EXERCISE DETAILS. Within the records, which lines hold the string "auro"? Report each one by copying it.

WORKING DATA.
-=-=-
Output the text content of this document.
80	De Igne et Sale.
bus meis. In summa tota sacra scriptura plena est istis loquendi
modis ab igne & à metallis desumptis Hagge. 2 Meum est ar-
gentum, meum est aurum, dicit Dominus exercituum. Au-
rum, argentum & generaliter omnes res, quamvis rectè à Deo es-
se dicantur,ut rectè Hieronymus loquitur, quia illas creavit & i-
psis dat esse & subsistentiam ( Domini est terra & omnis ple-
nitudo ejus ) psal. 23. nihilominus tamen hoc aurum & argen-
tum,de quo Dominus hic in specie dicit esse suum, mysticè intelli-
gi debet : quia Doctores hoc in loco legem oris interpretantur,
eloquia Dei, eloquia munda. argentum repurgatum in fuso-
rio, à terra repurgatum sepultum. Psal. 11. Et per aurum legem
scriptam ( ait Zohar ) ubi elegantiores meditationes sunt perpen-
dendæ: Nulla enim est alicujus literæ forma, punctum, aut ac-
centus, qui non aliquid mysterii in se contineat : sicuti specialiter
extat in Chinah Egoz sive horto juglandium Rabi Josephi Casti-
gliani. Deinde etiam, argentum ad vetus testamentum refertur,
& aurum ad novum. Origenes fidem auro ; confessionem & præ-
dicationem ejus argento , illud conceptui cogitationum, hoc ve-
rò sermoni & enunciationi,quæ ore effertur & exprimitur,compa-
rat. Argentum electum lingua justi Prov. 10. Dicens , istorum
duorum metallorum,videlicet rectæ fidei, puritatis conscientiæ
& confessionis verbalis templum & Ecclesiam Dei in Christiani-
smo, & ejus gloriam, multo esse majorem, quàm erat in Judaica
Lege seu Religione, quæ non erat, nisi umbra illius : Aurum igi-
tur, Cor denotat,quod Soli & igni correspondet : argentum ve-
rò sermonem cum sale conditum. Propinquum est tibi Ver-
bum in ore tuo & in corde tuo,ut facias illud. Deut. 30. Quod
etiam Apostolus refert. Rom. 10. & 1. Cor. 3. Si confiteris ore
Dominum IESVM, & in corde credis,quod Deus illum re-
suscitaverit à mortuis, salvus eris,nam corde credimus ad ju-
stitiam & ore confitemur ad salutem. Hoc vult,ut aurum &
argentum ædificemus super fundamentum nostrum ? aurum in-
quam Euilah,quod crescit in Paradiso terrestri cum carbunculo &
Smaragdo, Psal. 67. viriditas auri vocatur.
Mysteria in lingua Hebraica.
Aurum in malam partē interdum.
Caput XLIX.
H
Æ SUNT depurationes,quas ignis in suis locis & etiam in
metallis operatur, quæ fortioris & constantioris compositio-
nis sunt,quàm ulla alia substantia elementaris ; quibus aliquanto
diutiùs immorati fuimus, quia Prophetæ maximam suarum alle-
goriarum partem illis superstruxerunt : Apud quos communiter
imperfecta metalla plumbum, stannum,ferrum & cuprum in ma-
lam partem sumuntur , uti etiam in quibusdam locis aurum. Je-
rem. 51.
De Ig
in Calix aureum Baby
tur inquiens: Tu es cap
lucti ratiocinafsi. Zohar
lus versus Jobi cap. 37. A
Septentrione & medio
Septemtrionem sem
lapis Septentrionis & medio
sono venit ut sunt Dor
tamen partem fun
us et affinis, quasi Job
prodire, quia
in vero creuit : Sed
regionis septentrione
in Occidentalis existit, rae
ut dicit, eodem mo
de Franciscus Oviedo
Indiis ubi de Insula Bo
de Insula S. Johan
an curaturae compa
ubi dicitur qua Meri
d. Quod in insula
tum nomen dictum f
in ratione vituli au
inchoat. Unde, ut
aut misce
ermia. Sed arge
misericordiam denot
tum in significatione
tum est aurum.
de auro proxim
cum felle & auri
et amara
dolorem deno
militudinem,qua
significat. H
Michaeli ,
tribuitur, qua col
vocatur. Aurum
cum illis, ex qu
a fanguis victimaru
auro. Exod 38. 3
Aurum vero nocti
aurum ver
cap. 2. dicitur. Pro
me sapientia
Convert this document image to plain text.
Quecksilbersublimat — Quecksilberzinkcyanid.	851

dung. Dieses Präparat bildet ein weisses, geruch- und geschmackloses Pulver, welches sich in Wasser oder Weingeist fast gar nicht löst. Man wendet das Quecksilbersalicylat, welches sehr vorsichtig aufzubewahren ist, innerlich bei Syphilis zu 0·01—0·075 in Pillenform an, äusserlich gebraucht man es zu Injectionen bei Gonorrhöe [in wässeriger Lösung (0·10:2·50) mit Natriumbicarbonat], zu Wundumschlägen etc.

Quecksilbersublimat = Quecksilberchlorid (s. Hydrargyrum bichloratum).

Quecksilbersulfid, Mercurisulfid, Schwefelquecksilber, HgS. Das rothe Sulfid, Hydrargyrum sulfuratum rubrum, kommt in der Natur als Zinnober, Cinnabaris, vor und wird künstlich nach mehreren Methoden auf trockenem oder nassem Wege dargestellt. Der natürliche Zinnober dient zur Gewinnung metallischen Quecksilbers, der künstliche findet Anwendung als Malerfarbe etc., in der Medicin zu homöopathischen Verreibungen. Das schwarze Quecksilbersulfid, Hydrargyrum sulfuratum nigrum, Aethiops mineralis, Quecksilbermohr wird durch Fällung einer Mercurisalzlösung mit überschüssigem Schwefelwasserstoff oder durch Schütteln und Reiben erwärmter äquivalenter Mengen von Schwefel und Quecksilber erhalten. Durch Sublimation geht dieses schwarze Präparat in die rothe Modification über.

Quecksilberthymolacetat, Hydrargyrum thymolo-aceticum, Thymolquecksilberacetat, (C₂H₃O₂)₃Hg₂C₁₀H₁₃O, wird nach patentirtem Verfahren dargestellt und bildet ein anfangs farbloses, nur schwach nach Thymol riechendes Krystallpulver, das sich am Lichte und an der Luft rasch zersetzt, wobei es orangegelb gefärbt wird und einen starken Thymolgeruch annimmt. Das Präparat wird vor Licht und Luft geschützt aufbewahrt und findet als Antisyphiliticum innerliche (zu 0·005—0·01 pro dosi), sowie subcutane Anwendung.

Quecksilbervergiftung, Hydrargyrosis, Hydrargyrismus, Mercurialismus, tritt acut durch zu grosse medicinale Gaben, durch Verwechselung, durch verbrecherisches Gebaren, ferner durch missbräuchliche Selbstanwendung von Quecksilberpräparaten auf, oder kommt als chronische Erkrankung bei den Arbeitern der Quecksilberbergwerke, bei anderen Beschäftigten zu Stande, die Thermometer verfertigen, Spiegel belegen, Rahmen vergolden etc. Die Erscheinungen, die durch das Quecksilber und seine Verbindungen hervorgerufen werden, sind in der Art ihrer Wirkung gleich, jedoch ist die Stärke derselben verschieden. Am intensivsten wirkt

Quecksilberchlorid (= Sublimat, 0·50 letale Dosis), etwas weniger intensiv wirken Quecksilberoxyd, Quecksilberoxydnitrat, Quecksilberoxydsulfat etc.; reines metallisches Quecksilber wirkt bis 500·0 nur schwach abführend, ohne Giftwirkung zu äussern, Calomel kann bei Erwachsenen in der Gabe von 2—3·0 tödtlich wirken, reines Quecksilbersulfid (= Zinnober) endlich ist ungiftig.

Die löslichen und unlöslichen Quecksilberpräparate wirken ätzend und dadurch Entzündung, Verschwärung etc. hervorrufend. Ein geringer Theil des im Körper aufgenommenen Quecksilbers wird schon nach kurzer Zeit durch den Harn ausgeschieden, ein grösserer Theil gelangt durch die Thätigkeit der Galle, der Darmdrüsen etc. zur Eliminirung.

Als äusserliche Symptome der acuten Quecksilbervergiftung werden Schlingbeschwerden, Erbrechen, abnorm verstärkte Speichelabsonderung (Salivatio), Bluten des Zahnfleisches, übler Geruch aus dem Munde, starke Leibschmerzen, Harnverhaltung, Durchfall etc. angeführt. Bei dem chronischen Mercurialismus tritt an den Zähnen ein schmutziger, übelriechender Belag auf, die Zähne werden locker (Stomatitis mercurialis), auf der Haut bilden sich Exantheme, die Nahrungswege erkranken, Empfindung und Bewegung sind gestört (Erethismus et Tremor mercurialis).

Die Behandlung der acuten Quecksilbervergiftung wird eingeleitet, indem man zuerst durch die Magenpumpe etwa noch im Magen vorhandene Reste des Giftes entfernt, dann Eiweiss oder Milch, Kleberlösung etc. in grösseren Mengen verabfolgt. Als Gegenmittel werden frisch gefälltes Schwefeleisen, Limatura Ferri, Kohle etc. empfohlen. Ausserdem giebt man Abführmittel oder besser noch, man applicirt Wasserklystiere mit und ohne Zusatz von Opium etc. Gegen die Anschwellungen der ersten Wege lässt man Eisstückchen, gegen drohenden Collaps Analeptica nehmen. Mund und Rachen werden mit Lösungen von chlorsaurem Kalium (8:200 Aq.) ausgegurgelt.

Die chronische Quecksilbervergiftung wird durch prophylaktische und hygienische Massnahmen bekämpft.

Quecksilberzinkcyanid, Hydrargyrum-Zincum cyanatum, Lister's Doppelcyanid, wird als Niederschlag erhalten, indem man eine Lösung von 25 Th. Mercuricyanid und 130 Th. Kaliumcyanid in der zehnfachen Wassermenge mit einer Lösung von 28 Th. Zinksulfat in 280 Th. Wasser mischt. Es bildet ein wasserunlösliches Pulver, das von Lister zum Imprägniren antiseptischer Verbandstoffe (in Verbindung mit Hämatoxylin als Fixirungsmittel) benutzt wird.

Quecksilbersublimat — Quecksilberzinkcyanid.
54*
-=-=-
TASK ANSWER.
& aurum ad novum. Origenes fidem auro ; confessionem & præ-
de auro proxim
auro. Exod 38. 3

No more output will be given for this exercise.